» **Provided material**
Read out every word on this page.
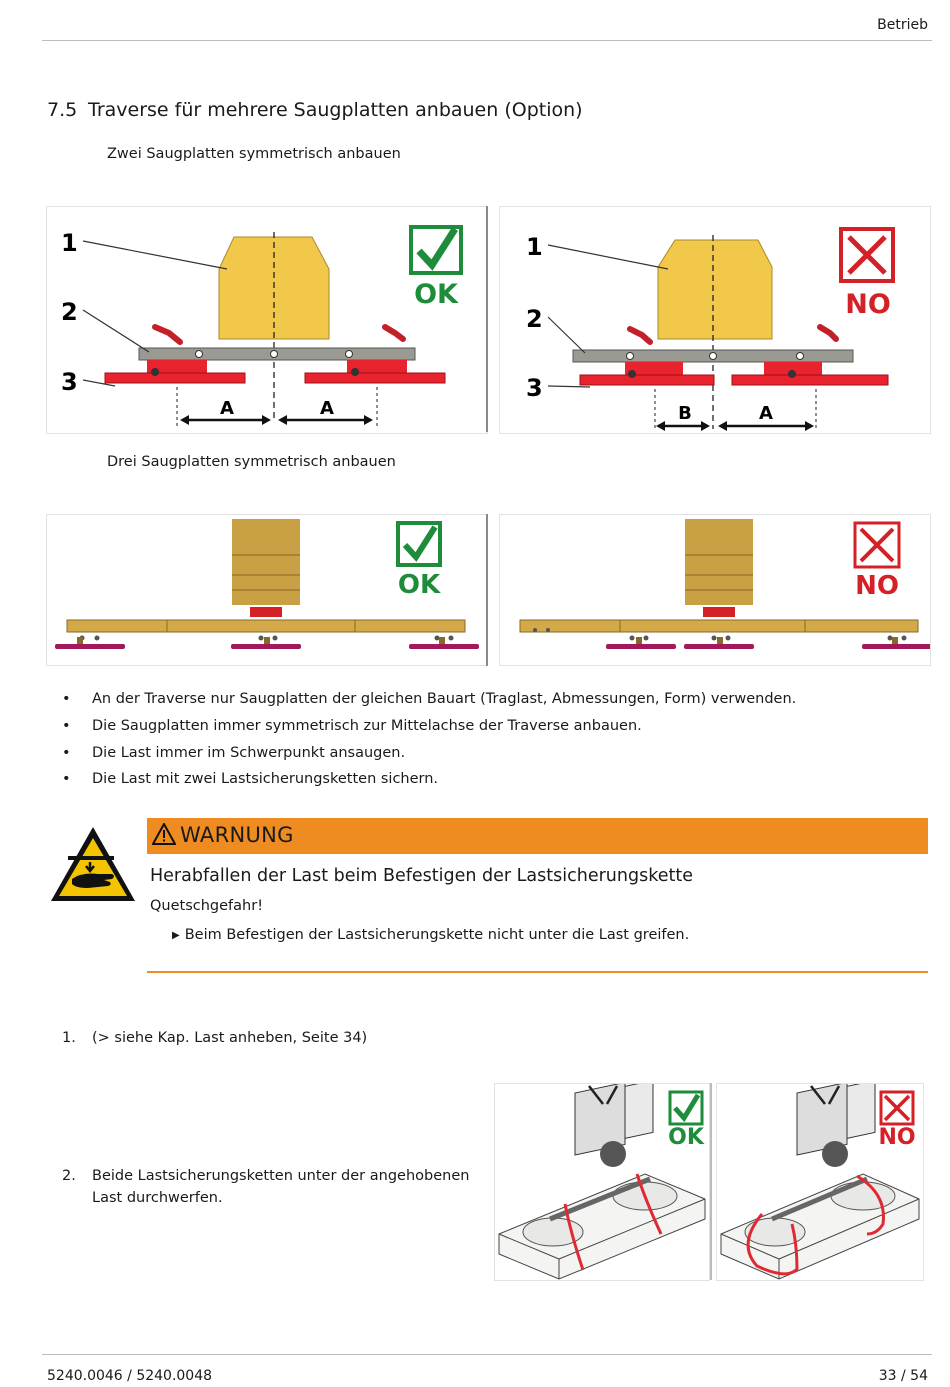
Betrieb
7.5 Traverse für mehrere Saugplatten anbauen (Option)
Zwei Saugplatten symmetrisch anbauen
A	A
1
2
3
OK
B	A
1
2
3
NO
Drei Saugplatten symmetrisch anbauen
OK	NO
•	An der Traverse nur Saugplatten der gleichen Bauart (Traglast, Abmessungen, Form) verwenden.
•	Die Saugplatten immer symmetrisch zur Mittelachse der Traverse anbauen.
•	Die Last immer im Schwerpunkt ansaugen.
•	Die Last mit zwei Lastsicherungsketten sichern.
WARNUNG
Herabfallen der Last beim Befestigen der Lastsicherungskette
Quetschgefahr!
▶ Beim Befestigen der Lastsicherungskette nicht unter die Last greifen.
1. (> siehe Kap. Last anheben, Seite 34)
2. Beide Lastsicherungsketten unter der angehobenen Last durchwerfen.
OK	NO
5240.0046 / 5240.0048	33 / 54
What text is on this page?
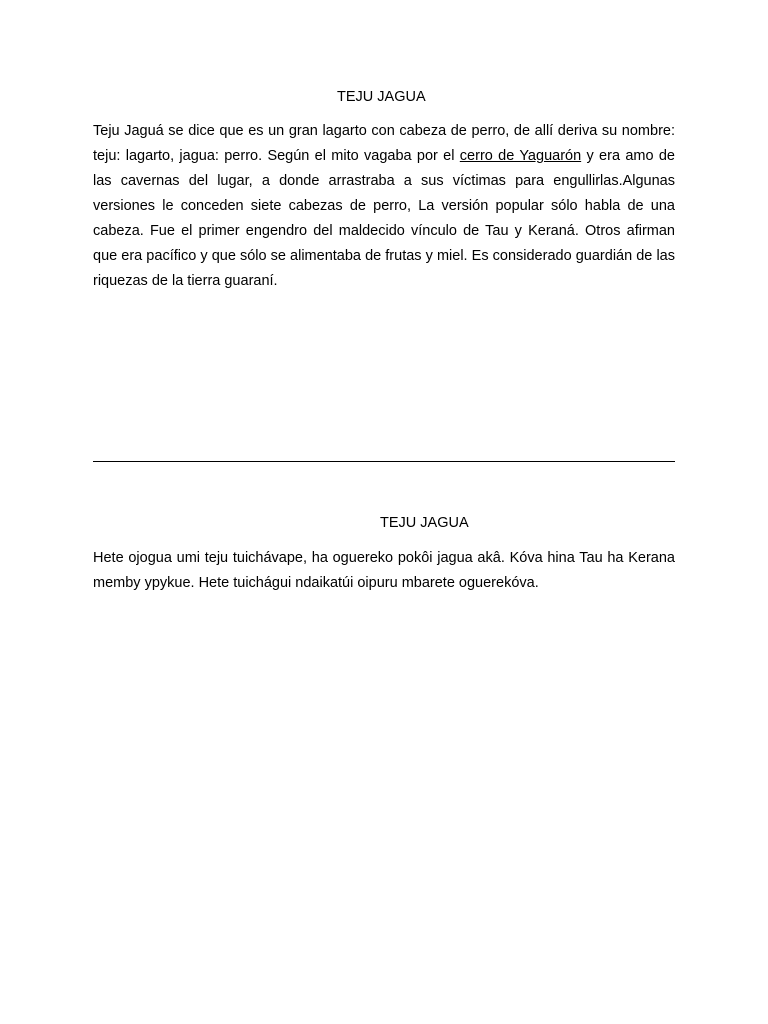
TEJU JAGUA

Teju Jaguá se dice que es un gran lagarto con cabeza de perro, de allí deriva su nombre: teju: lagarto, jagua: perro. Según el mito vagaba por el cerro de Yaguarón y era amo de las cavernas del lugar, a donde arrastraba a sus víctimas para engullirlas.Algunas versiones le conceden siete cabezas de perro, La versión popular sólo habla de una cabeza. Fue el primer engendro del maldecido vínculo de Tau y Keraná. Otros afirman que era pacífico y que sólo se alimentaba de frutas y miel. Es considerado guardián de las riquezas de la tierra guaraní.

TEJU JAGUA

Hete ojogua umi teju tuichávape, ha oguereko pokôi jagua akâ. Kóva hina Tau ha Kerana memby ypykue. Hete tuichágui ndaikatúi oipuru mbarete oguerekóva.
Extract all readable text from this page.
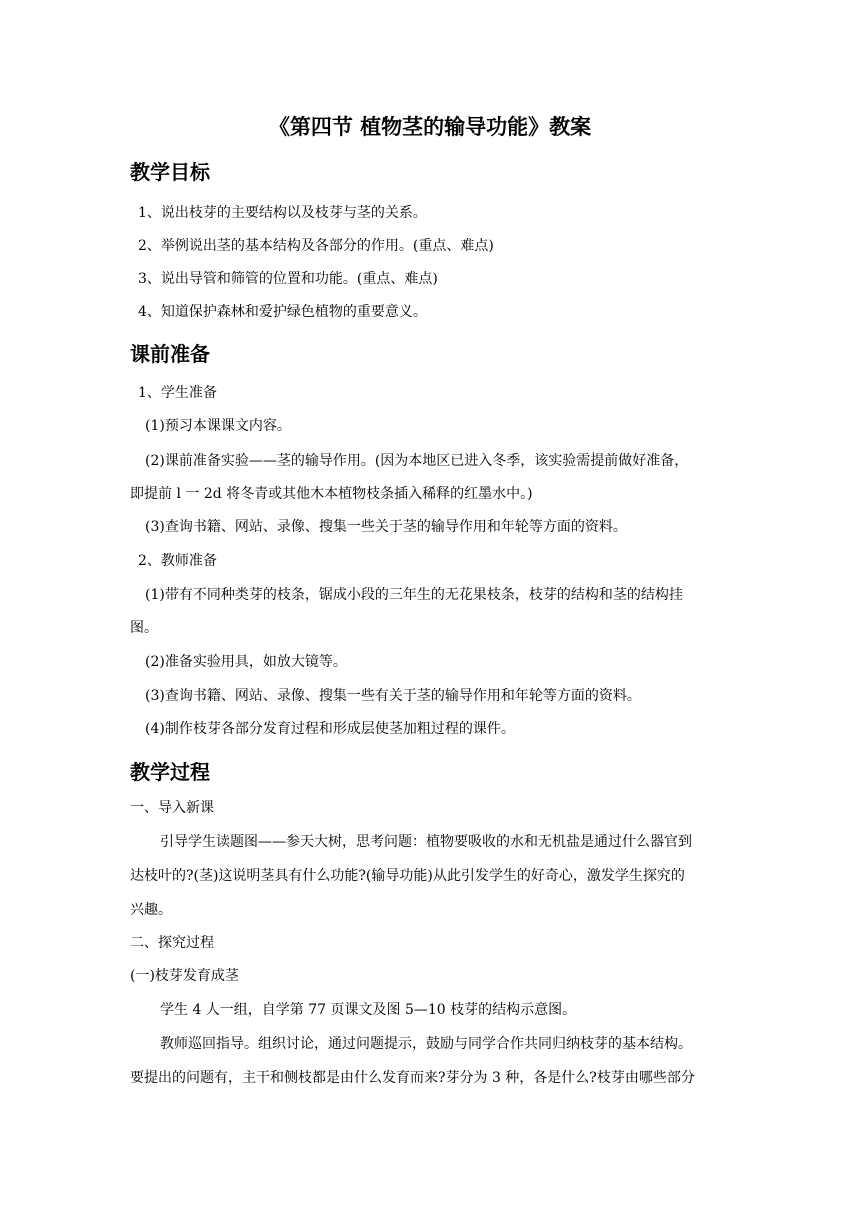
《第四节 植物茎的输导功能》教案
教学目标
1、说出枝芽的主要结构以及枝芽与茎的关系。
2、举例说出茎的基本结构及各部分的作用。(重点、难点)
3、说出导管和筛管的位置和功能。(重点、难点)
4、知道保护森林和爱护绿色植物的重要意义。
课前准备
1、学生准备
(1)预习本课课文内容。
(2)课前准备实验——茎的输导作用。(因为本地区已进入冬季，该实验需提前做好准备，
即提前 l 一 2d 将冬青或其他木本植物枝条插入稀释的红墨水中。)
(3)查询书籍、网站、录像、搜集一些关于茎的输导作用和年轮等方面的资料。
2、教师准备
(1)带有不同种类芽的枝条，锯成小段的三年生的无花果枝条，枝芽的结构和茎的结构挂
图。
(2)准备实验用具，如放大镜等。
(3)查询书籍、网站、录像、搜集一些有关于茎的输导作用和年轮等方面的资料。
(4)制作枝芽各部分发育过程和形成层使茎加粗过程的课件。
教学过程
一、导入新课
引导学生读题图——参天大树，思考问题：植物要吸收的水和无机盐是通过什么器官到
达枝叶的?(茎)这说明茎具有什么功能?(输导功能)从此引发学生的好奇心，激发学生探究的
兴趣。
二、探究过程
(一)枝芽发育成茎
学生 4 人一组，自学第 77 页课文及图 5—10 枝芽的结构示意图。
教师巡回指导。组织讨论，通过问题提示，鼓励与同学合作共同归纳枝芽的基本结构。
要提出的问题有，主干和侧枝都是由什么发育而来?芽分为 3 种，各是什么?枝芽由哪些部分
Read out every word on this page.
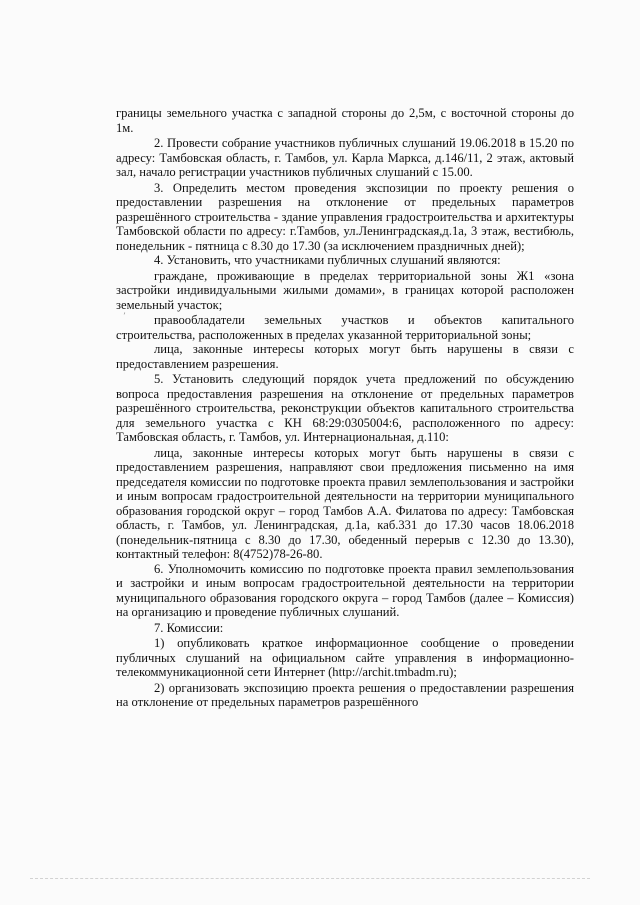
границы земельного участка с западной стороны до 2,5м, с восточной стороны до 1м.

2. Провести собрание участников публичных слушаний 19.06.2018 в 15.20 по адресу: Тамбовская область, г. Тамбов, ул. Карла Маркса, д.146/11, 2 этаж, актовый зал, начало регистрации участников публичных слушаний с 15.00.

3. Определить местом проведения экспозиции по проекту решения о предоставлении разрешения на отклонение от предельных параметров разрешённого строительства - здание управления градостроительства и архитектуры Тамбовской области по адресу: г.Тамбов, ул.Ленинградская,д.1а, 3 этаж, вестибюль, понедельник - пятница с 8.30 до 17.30 (за исключением праздничных дней);

4. Установить, что участниками публичных слушаний являются:

граждане, проживающие в пределах территориальной зоны Ж1 «зона застройки индивидуальными жилыми домами», в границах которой расположен земельный участок;

правообладатели земельных участков и объектов капитального строительства, расположенных в пределах указанной территориальной зоны;

лица, законные интересы которых могут быть нарушены в связи с предоставлением разрешения.

5. Установить следующий порядок учета предложений по обсуждению вопроса предоставления разрешения на отклонение от предельных параметров разрешённого строительства, реконструкции объектов капитального строительства для земельного участка с КН 68:29:0305004:6, расположенного по адресу: Тамбовская область, г. Тамбов, ул. Интернациональная, д.110:

лица, законные интересы которых могут быть нарушены в связи с предоставлением разрешения, направляют свои предложения письменно на имя председателя комиссии по подготовке проекта правил землепользования и застройки и иным вопросам градостроительной деятельности на территории муниципального образования городской округ – город Тамбов А.А. Филатова по адресу: Тамбовская область, г. Тамбов, ул. Ленинградская, д.1а, каб.331 до 17.30 часов 18.06.2018 (понедельник-пятница с 8.30 до 17.30, обеденный перерыв с 12.30 до 13.30), контактный телефон: 8(4752)78-26-80.

6. Уполномочить комиссию по подготовке проекта правил землепользования и застройки и иным вопросам градостроительной деятельности на территории муниципального образования городского округа – город Тамбов (далее – Комиссия) на организацию и проведение публичных слушаний.

7. Комиссии:

1) опубликовать краткое информационное сообщение о проведении публичных слушаний на официальном сайте управления в информационно-телекоммуникационной сети Интернет (http://archit.tmbadm.ru);

2) организовать экспозицию проекта решения о предоставлении разрешения на отклонение от предельных параметров разрешённого

ʼ
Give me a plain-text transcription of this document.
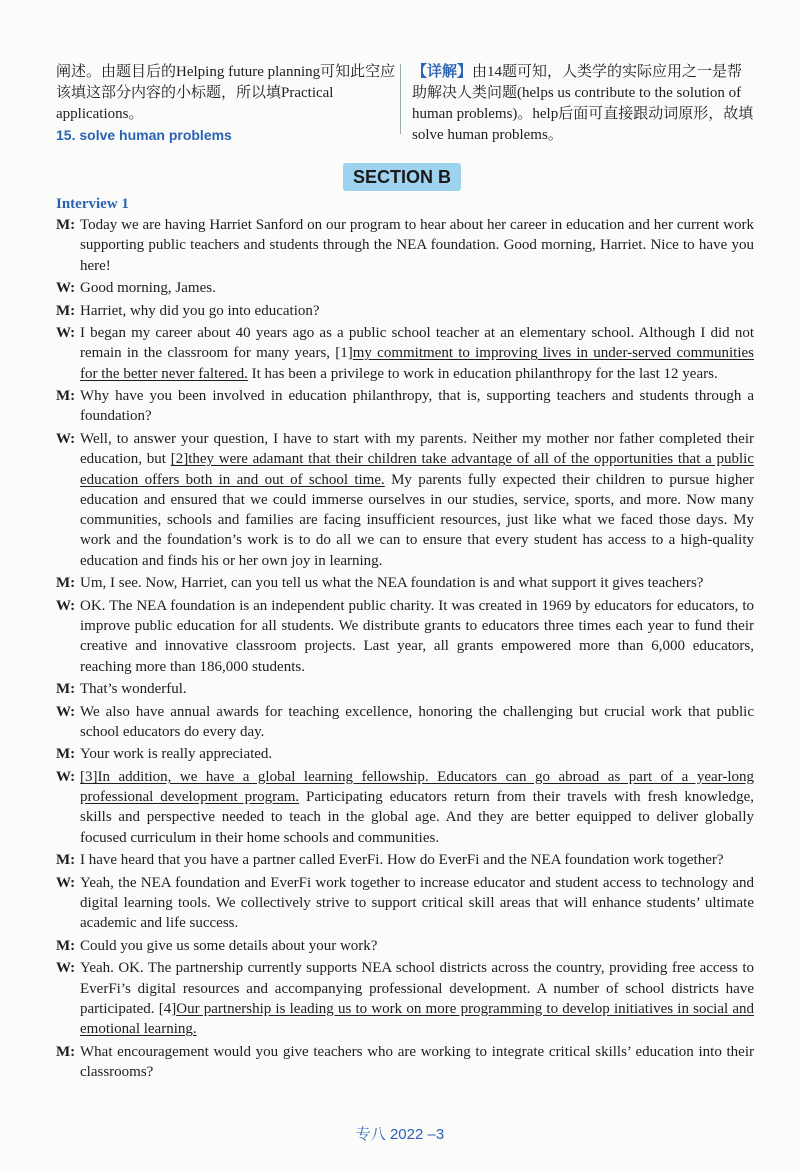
阐述。由题目后的Helping future planning可知此空应该填这部分内容的小标题，所以填Practical applications。
15. solve human problems
【详解】由14题可知，人类学的实际应用之一是帮助解决人类问题(helps us contribute to the solution of human problems)。help后面可直接跟动词原形，故填solve human problems。
SECTION B
Interview 1
M: Today we are having Harriet Sanford on our program to hear about her career in education and her current work supporting public teachers and students through the NEA foundation. Good morning, Harriet. Nice to have you here!
W: Good morning, James.
M: Harriet, why did you go into education?
W: I began my career about 40 years ago as a public school teacher at an elementary school. Although I did not remain in the classroom for many years, [1]my commitment to improving lives in under-served communities for the better never faltered. It has been a privilege to work in education philanthropy for the last 12 years.
M: Why have you been involved in education philanthropy, that is, supporting teachers and students through a foundation?
W: Well, to answer your question, I have to start with my parents. Neither my mother nor father completed their education, but [2]they were adamant that their children take advantage of all of the opportunities that a public education offers both in and out of school time. My parents fully expected their children to pursue higher education and ensured that we could immerse ourselves in our studies, service, sports, and more. Now many communities, schools and families are facing insufficient resources, just like what we faced those days. My work and the foundation’s work is to do all we can to ensure that every student has access to a high-quality education and finds his or her own joy in learning.
M: Um, I see. Now, Harriet, can you tell us what the NEA foundation is and what support it gives teachers?
W: OK. The NEA foundation is an independent public charity. It was created in 1969 by educators for educators, to improve public education for all students. We distribute grants to educators three times each year to fund their creative and innovative classroom projects. Last year, all grants empowered more than 6,000 educators, reaching more than 186,000 students.
M: That’s wonderful.
W: We also have annual awards for teaching excellence, honoring the challenging but crucial work that public school educators do every day.
M: Your work is really appreciated.
W: [3]In addition, we have a global learning fellowship. Educators can go abroad as part of a year-long professional development program. Participating educators return from their travels with fresh knowledge, skills and perspective needed to teach in the global age. And they are better equipped to deliver globally focused curriculum in their home schools and communities.
M: I have heard that you have a partner called EverFi. How do EverFi and the NEA foundation work together?
W: Yeah, the NEA foundation and EverFi work together to increase educator and student access to technology and digital learning tools. We collectively strive to support critical skill areas that will enhance students’ ultimate academic and life success.
M: Could you give us some details about your work?
W: Yeah. OK. The partnership currently supports NEA school districts across the country, providing free access to EverFi’s digital resources and accompanying professional development. A number of school districts have participated. [4]Our partnership is leading us to work on more programming to develop initiatives in social and emotional learning.
M: What encouragement would you give teachers who are working to integrate critical skills’ education into their classrooms?
专八 2022 –3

» **Aim of the task**
Give back only a number, the number of lines where the string "вопросам" occurs.

» **Answer to the problem**
2